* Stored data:
★ ★ ★ ★

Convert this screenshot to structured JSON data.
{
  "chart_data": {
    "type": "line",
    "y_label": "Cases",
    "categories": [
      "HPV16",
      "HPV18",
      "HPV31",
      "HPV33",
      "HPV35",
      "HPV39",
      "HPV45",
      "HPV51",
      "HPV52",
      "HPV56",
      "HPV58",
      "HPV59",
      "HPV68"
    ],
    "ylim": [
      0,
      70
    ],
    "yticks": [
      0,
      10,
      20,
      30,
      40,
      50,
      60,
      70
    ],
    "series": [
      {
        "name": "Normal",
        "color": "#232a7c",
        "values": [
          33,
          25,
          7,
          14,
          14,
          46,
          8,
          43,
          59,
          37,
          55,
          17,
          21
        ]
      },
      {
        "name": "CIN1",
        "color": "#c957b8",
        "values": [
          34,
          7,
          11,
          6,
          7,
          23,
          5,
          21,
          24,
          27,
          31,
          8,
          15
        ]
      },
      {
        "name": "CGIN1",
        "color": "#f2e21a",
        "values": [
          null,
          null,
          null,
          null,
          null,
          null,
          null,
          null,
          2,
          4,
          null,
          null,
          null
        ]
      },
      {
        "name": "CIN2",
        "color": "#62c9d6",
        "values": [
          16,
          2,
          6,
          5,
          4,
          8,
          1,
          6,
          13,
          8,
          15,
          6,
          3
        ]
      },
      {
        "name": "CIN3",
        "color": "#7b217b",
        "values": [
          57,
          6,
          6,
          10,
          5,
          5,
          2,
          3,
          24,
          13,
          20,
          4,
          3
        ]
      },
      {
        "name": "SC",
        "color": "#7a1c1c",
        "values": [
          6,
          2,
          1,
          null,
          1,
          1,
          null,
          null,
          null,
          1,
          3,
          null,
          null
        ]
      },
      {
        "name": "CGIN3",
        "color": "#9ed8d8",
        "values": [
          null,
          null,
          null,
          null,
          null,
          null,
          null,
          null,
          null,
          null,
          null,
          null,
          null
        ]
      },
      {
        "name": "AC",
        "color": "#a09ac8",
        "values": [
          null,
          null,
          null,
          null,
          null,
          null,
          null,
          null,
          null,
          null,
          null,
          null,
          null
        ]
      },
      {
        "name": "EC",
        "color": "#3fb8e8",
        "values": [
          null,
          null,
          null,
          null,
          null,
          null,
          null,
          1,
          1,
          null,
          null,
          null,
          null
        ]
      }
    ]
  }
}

★ ★ ★ ★

* Problem description:
Look over the records above and copy each line that includes the string "color".

* Output below:
        "color": "#232a7c",
        "color": "#c957b8",
        "color": "#f2e21a",
        "color": "#62c9d6",
        "color": "#7b217b",
        "color": "#7a1c1c",
        "color": "#9ed8d8",
        "color": "#a09ac8",
        "color": "#3fb8e8",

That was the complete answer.